Chart and figure data
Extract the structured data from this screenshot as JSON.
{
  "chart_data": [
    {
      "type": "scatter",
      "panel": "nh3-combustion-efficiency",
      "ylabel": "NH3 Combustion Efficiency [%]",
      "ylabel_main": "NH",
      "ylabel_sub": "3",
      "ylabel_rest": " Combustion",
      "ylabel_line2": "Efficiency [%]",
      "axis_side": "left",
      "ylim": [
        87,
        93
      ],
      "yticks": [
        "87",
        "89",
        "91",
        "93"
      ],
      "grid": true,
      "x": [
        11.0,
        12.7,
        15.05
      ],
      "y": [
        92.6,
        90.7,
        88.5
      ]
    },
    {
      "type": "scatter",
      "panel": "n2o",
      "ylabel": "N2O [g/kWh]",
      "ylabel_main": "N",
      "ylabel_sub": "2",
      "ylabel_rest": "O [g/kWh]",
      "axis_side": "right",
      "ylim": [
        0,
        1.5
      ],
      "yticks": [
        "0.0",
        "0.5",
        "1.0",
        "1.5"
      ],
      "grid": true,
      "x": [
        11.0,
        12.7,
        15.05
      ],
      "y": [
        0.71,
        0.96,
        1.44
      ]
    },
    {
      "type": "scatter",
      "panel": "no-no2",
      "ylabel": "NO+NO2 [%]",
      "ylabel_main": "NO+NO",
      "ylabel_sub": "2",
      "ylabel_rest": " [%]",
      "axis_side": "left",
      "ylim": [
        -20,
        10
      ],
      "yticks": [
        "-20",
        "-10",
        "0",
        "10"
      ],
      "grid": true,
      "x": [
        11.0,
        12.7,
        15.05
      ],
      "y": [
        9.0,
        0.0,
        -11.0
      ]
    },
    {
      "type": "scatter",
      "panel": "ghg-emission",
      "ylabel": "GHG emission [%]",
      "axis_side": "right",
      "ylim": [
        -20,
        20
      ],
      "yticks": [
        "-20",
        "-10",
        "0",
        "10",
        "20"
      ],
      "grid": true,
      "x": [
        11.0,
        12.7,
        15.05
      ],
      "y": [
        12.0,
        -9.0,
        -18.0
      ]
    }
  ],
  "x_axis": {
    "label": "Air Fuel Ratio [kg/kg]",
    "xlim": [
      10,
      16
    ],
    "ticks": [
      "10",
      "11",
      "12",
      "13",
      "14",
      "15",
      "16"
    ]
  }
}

:: WHAT THIS TASK INVOLVES ::
Copy all the records above precisely.

:: EXERCISE SOLUTION ::
Extract the structured data from this screenshot as JSON.
{
  "chart_data": [
    {
      "type": "scatter",
      "panel": "nh3-combustion-efficiency",
      "ylabel": "NH3 Combustion Efficiency [%]",
      "ylabel_main": "NH",
      "ylabel_sub": "3",
      "ylabel_rest": " Combustion",
      "ylabel_line2": "Efficiency [%]",
      "axis_side": "left",
      "ylim": [
        87,
        93
      ],
      "yticks": [
        "87",
        "89",
        "91",
        "93"
      ],
      "grid": true,
      "x": [
        11.0,
        12.7,
        15.05
      ],
      "y": [
        92.6,
        90.7,
        88.5
      ]
    },
    {
      "type": "scatter",
      "panel": "n2o",
      "ylabel": "N2O [g/kWh]",
      "ylabel_main": "N",
      "ylabel_sub": "2",
      "ylabel_rest": "O [g/kWh]",
      "axis_side": "right",
      "ylim": [
        0,
        1.5
      ],
      "yticks": [
        "0.0",
        "0.5",
        "1.0",
        "1.5"
      ],
      "grid": true,
      "x": [
        11.0,
        12.7,
        15.05
      ],
      "y": [
        0.71,
        0.96,
        1.44
      ]
    },
    {
      "type": "scatter",
      "panel": "no-no2",
      "ylabel": "NO+NO2 [%]",
      "ylabel_main": "NO+NO",
      "ylabel_sub": "2",
      "ylabel_rest": " [%]",
      "axis_side": "left",
      "ylim": [
        -20,
        10
      ],
      "yticks": [
        "-20",
        "-10",
        "0",
        "10"
      ],
      "grid": true,
      "x": [
        11.0,
        12.7,
        15.05
      ],
      "y": [
        9.0,
        0.0,
        -11.0
      ]
    },
    {
      "type": "scatter",
      "panel": "ghg-emission",
      "ylabel": "GHG emission [%]",
      "axis_side": "right",
      "ylim": [
        -20,
        20
      ],
      "yticks": [
        "-20",
        "-10",
        "0",
        "10",
        "20"
      ],
      "grid": true,
      "x": [
        11.0,
        12.7,
        15.05
      ],
      "y": [
        12.0,
        -9.0,
        -18.0
      ]
    }
  ],
  "x_axis": {
    "label": "Air Fuel Ratio [kg/kg]",
    "xlim": [
      10,
      16
    ],
    "ticks": [
      "10",
      "11",
      "12",
      "13",
      "14",
      "15",
      "16"
    ]
  }
}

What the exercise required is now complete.